▶ _Exercise objective_
Images are excluded; otherwise, output every record exactly.

Excerpts from a figure dataset:
— Start —

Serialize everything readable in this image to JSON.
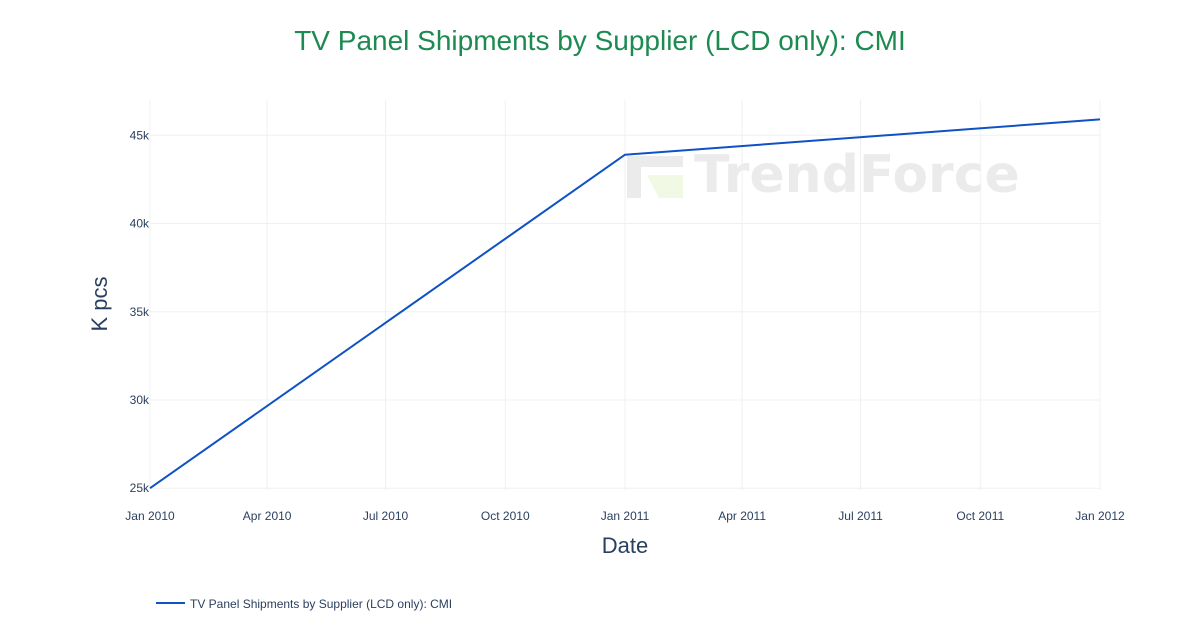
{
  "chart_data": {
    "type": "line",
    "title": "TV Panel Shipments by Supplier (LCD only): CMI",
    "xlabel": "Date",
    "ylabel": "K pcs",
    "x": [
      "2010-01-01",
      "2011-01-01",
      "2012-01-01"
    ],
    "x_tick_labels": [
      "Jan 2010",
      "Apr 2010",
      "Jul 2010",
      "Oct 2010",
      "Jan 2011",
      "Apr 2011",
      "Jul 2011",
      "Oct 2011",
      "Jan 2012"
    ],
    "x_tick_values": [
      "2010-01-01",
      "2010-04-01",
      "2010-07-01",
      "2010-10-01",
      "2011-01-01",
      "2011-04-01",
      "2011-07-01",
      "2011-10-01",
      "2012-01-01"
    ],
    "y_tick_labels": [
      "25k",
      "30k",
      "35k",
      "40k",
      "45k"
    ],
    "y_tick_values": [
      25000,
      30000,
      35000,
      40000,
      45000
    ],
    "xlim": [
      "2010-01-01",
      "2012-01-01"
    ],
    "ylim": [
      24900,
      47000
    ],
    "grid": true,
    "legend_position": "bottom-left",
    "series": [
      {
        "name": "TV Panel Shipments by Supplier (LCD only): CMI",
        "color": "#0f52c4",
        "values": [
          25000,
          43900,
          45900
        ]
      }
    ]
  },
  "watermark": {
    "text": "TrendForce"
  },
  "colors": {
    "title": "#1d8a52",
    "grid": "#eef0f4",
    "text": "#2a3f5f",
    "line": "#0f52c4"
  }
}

— End —

▶ _Problem solution_
Serialize everything readable in this image to JSON.
{
  "chart_data": {
    "type": "line",
    "title": "TV Panel Shipments by Supplier (LCD only): CMI",
    "xlabel": "Date",
    "ylabel": "K pcs",
    "x": [
      "2010-01-01",
      "2011-01-01",
      "2012-01-01"
    ],
    "x_tick_labels": [
      "Jan 2010",
      "Apr 2010",
      "Jul 2010",
      "Oct 2010",
      "Jan 2011",
      "Apr 2011",
      "Jul 2011",
      "Oct 2011",
      "Jan 2012"
    ],
    "x_tick_values": [
      "2010-01-01",
      "2010-04-01",
      "2010-07-01",
      "2010-10-01",
      "2011-01-01",
      "2011-04-01",
      "2011-07-01",
      "2011-10-01",
      "2012-01-01"
    ],
    "y_tick_labels": [
      "25k",
      "30k",
      "35k",
      "40k",
      "45k"
    ],
    "y_tick_values": [
      25000,
      30000,
      35000,
      40000,
      45000
    ],
    "xlim": [
      "2010-01-01",
      "2012-01-01"
    ],
    "ylim": [
      24900,
      47000
    ],
    "grid": true,
    "legend_position": "bottom-left",
    "series": [
      {
        "name": "TV Panel Shipments by Supplier (LCD only): CMI",
        "color": "#0f52c4",
        "values": [
          25000,
          43900,
          45900
        ]
      }
    ]
  },
  "watermark": {
    "text": "TrendForce"
  },
  "colors": {
    "title": "#1d8a52",
    "grid": "#eef0f4",
    "text": "#2a3f5f",
    "line": "#0f52c4"
  }
}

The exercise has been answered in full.